What is needed — Starting with the line that contains "Output a JSON", set down each line through the end of the entries below, exactly and with nothing added.

★ ★ ★ ★ ★ ★ ★

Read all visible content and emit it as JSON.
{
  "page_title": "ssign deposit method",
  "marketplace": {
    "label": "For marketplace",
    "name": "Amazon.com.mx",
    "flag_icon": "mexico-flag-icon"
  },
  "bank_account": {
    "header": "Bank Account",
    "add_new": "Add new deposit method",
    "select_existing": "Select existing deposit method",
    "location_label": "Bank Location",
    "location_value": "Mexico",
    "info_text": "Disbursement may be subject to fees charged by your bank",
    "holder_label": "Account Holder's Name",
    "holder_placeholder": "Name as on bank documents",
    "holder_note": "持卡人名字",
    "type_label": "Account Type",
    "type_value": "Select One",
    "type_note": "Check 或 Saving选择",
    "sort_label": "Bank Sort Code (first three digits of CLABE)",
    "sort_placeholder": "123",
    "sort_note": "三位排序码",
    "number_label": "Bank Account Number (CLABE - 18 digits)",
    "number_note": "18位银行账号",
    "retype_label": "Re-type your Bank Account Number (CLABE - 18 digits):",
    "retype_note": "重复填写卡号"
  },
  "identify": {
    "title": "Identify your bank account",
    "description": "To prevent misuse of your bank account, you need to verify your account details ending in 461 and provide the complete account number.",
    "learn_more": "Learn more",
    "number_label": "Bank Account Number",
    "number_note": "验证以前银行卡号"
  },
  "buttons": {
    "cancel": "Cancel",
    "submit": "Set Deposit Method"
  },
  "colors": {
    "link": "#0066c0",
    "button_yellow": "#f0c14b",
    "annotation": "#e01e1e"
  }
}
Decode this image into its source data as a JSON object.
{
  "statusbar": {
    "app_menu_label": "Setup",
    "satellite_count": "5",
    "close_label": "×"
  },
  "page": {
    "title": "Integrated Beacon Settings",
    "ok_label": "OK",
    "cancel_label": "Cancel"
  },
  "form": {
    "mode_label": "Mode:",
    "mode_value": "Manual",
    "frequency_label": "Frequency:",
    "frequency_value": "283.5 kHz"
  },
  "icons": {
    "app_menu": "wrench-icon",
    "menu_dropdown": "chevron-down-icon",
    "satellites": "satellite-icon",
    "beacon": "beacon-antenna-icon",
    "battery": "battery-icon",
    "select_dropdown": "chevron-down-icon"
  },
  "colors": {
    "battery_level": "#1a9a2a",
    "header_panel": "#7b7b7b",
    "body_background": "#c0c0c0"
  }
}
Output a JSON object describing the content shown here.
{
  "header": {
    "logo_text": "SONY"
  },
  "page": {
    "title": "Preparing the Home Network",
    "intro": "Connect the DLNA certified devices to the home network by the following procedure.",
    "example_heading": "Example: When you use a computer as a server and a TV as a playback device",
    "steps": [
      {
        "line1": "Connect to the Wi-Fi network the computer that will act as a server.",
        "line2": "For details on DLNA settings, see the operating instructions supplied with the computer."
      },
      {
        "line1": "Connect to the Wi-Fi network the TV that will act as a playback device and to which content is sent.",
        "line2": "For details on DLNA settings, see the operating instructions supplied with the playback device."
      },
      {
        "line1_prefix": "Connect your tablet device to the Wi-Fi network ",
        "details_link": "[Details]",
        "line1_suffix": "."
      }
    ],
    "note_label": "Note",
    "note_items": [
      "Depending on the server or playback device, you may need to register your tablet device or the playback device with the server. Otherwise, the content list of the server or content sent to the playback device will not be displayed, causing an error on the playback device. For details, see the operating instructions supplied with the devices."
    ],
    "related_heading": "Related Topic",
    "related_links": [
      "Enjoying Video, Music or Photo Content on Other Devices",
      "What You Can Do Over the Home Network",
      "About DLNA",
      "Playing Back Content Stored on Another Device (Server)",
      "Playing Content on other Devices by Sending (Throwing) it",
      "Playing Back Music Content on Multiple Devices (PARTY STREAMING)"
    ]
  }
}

★ ★ ★ ★ ★ ★ ★

Answer in full —
Output a JSON object describing the content shown here.
{
  "header": {
    "logo_text": "SONY"
  },
  "page": {
    "title": "Preparing the Home Network",
    "intro": "Connect the DLNA certified devices to the home network by the following procedure.",
    "example_heading": "Example: When you use a computer as a server and a TV as a playback device",
    "steps": [
      {
        "line1": "Connect to the Wi-Fi network the computer that will act as a server.",
        "line2": "For details on DLNA settings, see the operating instructions supplied with the computer."
      },
      {
        "line1": "Connect to the Wi-Fi network the TV that will act as a playback device and to which content is sent.",
        "line2": "For details on DLNA settings, see the operating instructions supplied with the playback device."
      },
      {
        "line1_prefix": "Connect your tablet device to the Wi-Fi network ",
        "details_link": "[Details]",
        "line1_suffix": "."
      }
    ],
    "note_label": "Note",
    "note_items": [
      "Depending on the server or playback device, you may need to register your tablet device or the playback device with the server. Otherwise, the content list of the server or content sent to the playback device will not be displayed, causing an error on the playback device. For details, see the operating instructions supplied with the devices."
    ],
    "related_heading": "Related Topic",
    "related_links": [
      "Enjoying Video, Music or Photo Content on Other Devices",
      "What You Can Do Over the Home Network",
      "About DLNA",
      "Playing Back Content Stored on Another Device (Server)",
      "Playing Content on other Devices by Sending (Throwing) it",
      "Playing Back Music Content on Multiple Devices (PARTY STREAMING)"
    ]
  }
}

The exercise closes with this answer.